↓↓↓

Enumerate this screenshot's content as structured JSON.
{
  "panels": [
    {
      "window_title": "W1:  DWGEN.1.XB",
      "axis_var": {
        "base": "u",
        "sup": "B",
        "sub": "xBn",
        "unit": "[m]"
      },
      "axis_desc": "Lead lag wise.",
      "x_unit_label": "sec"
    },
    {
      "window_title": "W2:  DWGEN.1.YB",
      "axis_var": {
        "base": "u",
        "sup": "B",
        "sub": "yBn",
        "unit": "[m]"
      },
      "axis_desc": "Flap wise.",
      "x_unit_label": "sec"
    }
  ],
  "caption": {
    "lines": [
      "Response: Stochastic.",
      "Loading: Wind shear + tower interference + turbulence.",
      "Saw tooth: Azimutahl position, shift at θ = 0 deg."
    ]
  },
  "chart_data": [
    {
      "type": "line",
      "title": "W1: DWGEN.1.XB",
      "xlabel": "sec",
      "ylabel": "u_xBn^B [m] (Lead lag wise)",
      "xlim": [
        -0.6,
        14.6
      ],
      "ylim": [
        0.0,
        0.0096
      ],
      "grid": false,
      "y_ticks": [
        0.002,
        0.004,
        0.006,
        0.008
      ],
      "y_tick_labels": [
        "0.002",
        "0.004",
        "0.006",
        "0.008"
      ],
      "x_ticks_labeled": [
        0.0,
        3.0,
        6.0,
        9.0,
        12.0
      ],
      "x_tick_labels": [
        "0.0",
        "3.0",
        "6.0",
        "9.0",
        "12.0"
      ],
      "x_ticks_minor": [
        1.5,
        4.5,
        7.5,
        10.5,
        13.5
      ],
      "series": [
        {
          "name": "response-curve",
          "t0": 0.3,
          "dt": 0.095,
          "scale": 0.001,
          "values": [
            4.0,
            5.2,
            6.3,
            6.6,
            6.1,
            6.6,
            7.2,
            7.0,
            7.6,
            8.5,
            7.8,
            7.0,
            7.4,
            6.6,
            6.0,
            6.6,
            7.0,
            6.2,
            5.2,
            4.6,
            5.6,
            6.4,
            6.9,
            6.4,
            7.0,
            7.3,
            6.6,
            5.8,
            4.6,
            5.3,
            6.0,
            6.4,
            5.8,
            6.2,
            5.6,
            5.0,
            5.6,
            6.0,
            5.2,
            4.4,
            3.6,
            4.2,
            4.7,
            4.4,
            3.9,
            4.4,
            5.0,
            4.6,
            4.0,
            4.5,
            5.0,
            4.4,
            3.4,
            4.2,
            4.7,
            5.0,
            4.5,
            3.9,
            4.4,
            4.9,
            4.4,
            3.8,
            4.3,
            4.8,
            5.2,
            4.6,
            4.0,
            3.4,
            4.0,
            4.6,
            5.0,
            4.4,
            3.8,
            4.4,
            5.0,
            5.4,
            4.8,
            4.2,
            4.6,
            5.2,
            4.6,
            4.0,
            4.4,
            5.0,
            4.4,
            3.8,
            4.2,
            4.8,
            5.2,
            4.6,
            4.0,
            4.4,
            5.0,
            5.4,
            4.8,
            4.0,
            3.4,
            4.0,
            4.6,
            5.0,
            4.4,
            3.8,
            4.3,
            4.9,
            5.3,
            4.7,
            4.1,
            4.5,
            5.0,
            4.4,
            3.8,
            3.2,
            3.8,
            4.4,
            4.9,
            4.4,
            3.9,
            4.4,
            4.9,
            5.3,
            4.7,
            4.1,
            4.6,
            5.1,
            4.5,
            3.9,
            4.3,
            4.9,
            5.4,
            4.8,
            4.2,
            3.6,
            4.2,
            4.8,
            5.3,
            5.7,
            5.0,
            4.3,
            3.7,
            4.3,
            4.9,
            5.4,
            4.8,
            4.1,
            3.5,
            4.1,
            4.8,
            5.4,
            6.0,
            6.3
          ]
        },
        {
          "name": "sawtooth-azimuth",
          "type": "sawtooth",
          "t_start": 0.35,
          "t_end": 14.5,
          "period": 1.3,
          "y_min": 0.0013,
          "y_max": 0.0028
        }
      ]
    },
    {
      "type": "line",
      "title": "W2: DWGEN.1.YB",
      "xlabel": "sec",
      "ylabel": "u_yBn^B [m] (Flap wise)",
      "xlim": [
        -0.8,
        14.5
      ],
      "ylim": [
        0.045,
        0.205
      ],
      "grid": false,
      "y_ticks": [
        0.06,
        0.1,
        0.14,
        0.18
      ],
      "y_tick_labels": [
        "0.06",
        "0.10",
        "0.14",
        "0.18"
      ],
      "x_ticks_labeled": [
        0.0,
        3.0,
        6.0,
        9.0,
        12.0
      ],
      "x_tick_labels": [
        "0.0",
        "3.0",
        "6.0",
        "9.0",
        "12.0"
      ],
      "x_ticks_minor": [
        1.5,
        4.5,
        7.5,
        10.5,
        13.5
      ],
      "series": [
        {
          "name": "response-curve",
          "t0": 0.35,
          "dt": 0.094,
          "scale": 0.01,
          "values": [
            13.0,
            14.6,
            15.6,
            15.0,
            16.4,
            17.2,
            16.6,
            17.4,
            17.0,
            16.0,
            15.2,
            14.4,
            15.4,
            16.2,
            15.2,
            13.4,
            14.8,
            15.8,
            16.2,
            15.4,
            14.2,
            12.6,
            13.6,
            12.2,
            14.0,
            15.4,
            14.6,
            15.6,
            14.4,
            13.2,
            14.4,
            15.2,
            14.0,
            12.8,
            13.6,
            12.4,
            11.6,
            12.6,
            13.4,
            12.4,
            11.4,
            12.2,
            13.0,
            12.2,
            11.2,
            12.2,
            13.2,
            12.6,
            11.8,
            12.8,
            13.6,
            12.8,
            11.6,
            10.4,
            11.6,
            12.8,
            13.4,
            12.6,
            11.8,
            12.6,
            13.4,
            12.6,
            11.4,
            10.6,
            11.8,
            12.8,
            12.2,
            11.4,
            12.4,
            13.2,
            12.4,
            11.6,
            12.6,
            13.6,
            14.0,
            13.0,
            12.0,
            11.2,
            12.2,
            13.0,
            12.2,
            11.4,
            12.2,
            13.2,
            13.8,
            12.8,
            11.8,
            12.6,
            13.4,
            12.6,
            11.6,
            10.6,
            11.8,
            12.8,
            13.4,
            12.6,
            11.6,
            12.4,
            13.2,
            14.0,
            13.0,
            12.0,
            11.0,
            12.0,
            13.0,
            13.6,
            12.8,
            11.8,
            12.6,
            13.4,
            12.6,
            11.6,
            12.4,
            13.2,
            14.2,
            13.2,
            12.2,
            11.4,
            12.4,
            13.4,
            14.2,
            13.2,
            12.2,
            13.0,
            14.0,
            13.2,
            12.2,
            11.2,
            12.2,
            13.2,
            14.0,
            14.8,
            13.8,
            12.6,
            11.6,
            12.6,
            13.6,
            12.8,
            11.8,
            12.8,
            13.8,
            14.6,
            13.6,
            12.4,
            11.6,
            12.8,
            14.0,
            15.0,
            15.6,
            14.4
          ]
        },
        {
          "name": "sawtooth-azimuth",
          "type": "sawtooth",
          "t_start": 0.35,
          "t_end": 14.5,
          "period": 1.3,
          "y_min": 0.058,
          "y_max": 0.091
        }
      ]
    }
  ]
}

↑↑↑

§ AIM OF THE TASK
Quote every line of the data, word for word.

§ TASK ANSWER
Enumerate this screenshot's content as structured JSON.
{
  "panels": [
    {
      "window_title": "W1:  DWGEN.1.XB",
      "axis_var": {
        "base": "u",
        "sup": "B",
        "sub": "xBn",
        "unit": "[m]"
      },
      "axis_desc": "Lead lag wise.",
      "x_unit_label": "sec"
    },
    {
      "window_title": "W2:  DWGEN.1.YB",
      "axis_var": {
        "base": "u",
        "sup": "B",
        "sub": "yBn",
        "unit": "[m]"
      },
      "axis_desc": "Flap wise.",
      "x_unit_label": "sec"
    }
  ],
  "caption": {
    "lines": [
      "Response: Stochastic.",
      "Loading: Wind shear + tower interference + turbulence.",
      "Saw tooth: Azimutahl position, shift at θ = 0 deg."
    ]
  },
  "chart_data": [
    {
      "type": "line",
      "title": "W1: DWGEN.1.XB",
      "xlabel": "sec",
      "ylabel": "u_xBn^B [m] (Lead lag wise)",
      "xlim": [
        -0.6,
        14.6
      ],
      "ylim": [
        0.0,
        0.0096
      ],
      "grid": false,
      "y_ticks": [
        0.002,
        0.004,
        0.006,
        0.008
      ],
      "y_tick_labels": [
        "0.002",
        "0.004",
        "0.006",
        "0.008"
      ],
      "x_ticks_labeled": [
        0.0,
        3.0,
        6.0,
        9.0,
        12.0
      ],
      "x_tick_labels": [
        "0.0",
        "3.0",
        "6.0",
        "9.0",
        "12.0"
      ],
      "x_ticks_minor": [
        1.5,
        4.5,
        7.5,
        10.5,
        13.5
      ],
      "series": [
        {
          "name": "response-curve",
          "t0": 0.3,
          "dt": 0.095,
          "scale": 0.001,
          "values": [
            4.0,
            5.2,
            6.3,
            6.6,
            6.1,
            6.6,
            7.2,
            7.0,
            7.6,
            8.5,
            7.8,
            7.0,
            7.4,
            6.6,
            6.0,
            6.6,
            7.0,
            6.2,
            5.2,
            4.6,
            5.6,
            6.4,
            6.9,
            6.4,
            7.0,
            7.3,
            6.6,
            5.8,
            4.6,
            5.3,
            6.0,
            6.4,
            5.8,
            6.2,
            5.6,
            5.0,
            5.6,
            6.0,
            5.2,
            4.4,
            3.6,
            4.2,
            4.7,
            4.4,
            3.9,
            4.4,
            5.0,
            4.6,
            4.0,
            4.5,
            5.0,
            4.4,
            3.4,
            4.2,
            4.7,
            5.0,
            4.5,
            3.9,
            4.4,
            4.9,
            4.4,
            3.8,
            4.3,
            4.8,
            5.2,
            4.6,
            4.0,
            3.4,
            4.0,
            4.6,
            5.0,
            4.4,
            3.8,
            4.4,
            5.0,
            5.4,
            4.8,
            4.2,
            4.6,
            5.2,
            4.6,
            4.0,
            4.4,
            5.0,
            4.4,
            3.8,
            4.2,
            4.8,
            5.2,
            4.6,
            4.0,
            4.4,
            5.0,
            5.4,
            4.8,
            4.0,
            3.4,
            4.0,
            4.6,
            5.0,
            4.4,
            3.8,
            4.3,
            4.9,
            5.3,
            4.7,
            4.1,
            4.5,
            5.0,
            4.4,
            3.8,
            3.2,
            3.8,
            4.4,
            4.9,
            4.4,
            3.9,
            4.4,
            4.9,
            5.3,
            4.7,
            4.1,
            4.6,
            5.1,
            4.5,
            3.9,
            4.3,
            4.9,
            5.4,
            4.8,
            4.2,
            3.6,
            4.2,
            4.8,
            5.3,
            5.7,
            5.0,
            4.3,
            3.7,
            4.3,
            4.9,
            5.4,
            4.8,
            4.1,
            3.5,
            4.1,
            4.8,
            5.4,
            6.0,
            6.3
          ]
        },
        {
          "name": "sawtooth-azimuth",
          "type": "sawtooth",
          "t_start": 0.35,
          "t_end": 14.5,
          "period": 1.3,
          "y_min": 0.0013,
          "y_max": 0.0028
        }
      ]
    },
    {
      "type": "line",
      "title": "W2: DWGEN.1.YB",
      "xlabel": "sec",
      "ylabel": "u_yBn^B [m] (Flap wise)",
      "xlim": [
        -0.8,
        14.5
      ],
      "ylim": [
        0.045,
        0.205
      ],
      "grid": false,
      "y_ticks": [
        0.06,
        0.1,
        0.14,
        0.18
      ],
      "y_tick_labels": [
        "0.06",
        "0.10",
        "0.14",
        "0.18"
      ],
      "x_ticks_labeled": [
        0.0,
        3.0,
        6.0,
        9.0,
        12.0
      ],
      "x_tick_labels": [
        "0.0",
        "3.0",
        "6.0",
        "9.0",
        "12.0"
      ],
      "x_ticks_minor": [
        1.5,
        4.5,
        7.5,
        10.5,
        13.5
      ],
      "series": [
        {
          "name": "response-curve",
          "t0": 0.35,
          "dt": 0.094,
          "scale": 0.01,
          "values": [
            13.0,
            14.6,
            15.6,
            15.0,
            16.4,
            17.2,
            16.6,
            17.4,
            17.0,
            16.0,
            15.2,
            14.4,
            15.4,
            16.2,
            15.2,
            13.4,
            14.8,
            15.8,
            16.2,
            15.4,
            14.2,
            12.6,
            13.6,
            12.2,
            14.0,
            15.4,
            14.6,
            15.6,
            14.4,
            13.2,
            14.4,
            15.2,
            14.0,
            12.8,
            13.6,
            12.4,
            11.6,
            12.6,
            13.4,
            12.4,
            11.4,
            12.2,
            13.0,
            12.2,
            11.2,
            12.2,
            13.2,
            12.6,
            11.8,
            12.8,
            13.6,
            12.8,
            11.6,
            10.4,
            11.6,
            12.8,
            13.4,
            12.6,
            11.8,
            12.6,
            13.4,
            12.6,
            11.4,
            10.6,
            11.8,
            12.8,
            12.2,
            11.4,
            12.4,
            13.2,
            12.4,
            11.6,
            12.6,
            13.6,
            14.0,
            13.0,
            12.0,
            11.2,
            12.2,
            13.0,
            12.2,
            11.4,
            12.2,
            13.2,
            13.8,
            12.8,
            11.8,
            12.6,
            13.4,
            12.6,
            11.6,
            10.6,
            11.8,
            12.8,
            13.4,
            12.6,
            11.6,
            12.4,
            13.2,
            14.0,
            13.0,
            12.0,
            11.0,
            12.0,
            13.0,
            13.6,
            12.8,
            11.8,
            12.6,
            13.4,
            12.6,
            11.6,
            12.4,
            13.2,
            14.2,
            13.2,
            12.2,
            11.4,
            12.4,
            13.4,
            14.2,
            13.2,
            12.2,
            13.0,
            14.0,
            13.2,
            12.2,
            11.2,
            12.2,
            13.2,
            14.0,
            14.8,
            13.8,
            12.6,
            11.6,
            12.6,
            13.6,
            12.8,
            11.8,
            12.8,
            13.8,
            14.6,
            13.6,
            12.4,
            11.6,
            12.8,
            14.0,
            15.0,
            15.6,
            14.4
          ]
        },
        {
          "name": "sawtooth-azimuth",
          "type": "sawtooth",
          "t_start": 0.35,
          "t_end": 14.5,
          "period": 1.3,
          "y_min": 0.058,
          "y_max": 0.091
        }
      ]
    }
  ]
}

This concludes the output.